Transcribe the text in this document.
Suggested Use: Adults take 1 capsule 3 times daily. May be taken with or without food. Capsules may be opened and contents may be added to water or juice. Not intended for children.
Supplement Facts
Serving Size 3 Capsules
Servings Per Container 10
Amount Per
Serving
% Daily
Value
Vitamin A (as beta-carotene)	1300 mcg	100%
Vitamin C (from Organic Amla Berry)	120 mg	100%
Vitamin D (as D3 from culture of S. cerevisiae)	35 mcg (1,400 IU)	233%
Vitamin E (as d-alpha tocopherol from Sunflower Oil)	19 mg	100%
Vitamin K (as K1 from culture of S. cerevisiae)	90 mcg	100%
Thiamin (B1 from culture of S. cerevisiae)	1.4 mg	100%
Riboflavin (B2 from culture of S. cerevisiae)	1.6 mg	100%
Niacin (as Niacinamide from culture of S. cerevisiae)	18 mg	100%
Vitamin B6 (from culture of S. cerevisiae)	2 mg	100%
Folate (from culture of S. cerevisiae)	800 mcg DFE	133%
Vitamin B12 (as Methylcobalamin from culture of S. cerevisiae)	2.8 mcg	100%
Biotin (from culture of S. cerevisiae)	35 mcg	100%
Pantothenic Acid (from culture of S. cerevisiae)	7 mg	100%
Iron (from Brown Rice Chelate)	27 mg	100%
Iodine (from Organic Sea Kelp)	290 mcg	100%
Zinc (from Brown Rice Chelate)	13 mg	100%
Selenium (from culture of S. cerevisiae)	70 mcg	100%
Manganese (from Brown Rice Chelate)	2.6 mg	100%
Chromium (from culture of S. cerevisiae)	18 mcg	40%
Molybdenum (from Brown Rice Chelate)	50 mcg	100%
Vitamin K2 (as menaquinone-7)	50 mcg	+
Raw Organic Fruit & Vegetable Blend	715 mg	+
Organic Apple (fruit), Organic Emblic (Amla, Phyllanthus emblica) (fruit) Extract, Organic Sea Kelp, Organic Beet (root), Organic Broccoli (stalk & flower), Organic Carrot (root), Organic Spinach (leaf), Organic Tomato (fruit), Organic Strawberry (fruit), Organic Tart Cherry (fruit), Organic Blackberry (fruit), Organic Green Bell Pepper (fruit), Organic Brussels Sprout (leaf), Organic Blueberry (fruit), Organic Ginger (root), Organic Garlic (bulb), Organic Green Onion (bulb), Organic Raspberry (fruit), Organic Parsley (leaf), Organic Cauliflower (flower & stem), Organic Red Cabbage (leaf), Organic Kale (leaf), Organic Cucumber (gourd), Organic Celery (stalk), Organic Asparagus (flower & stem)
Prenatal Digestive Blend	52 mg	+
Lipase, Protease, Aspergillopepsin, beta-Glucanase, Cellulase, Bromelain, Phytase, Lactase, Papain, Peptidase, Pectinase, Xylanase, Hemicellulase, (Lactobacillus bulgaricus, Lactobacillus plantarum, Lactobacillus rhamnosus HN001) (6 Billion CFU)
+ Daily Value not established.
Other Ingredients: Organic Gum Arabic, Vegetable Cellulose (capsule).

◆ **SET EXERCISE**: Look through the listing above. Pick out each line with "Blend" and copy it.

◆ **RESULT OF THE TASK**:
Raw Organic Fruit & Vegetable Blend	715 mg	+
Prenatal Digestive Blend	52 mg	+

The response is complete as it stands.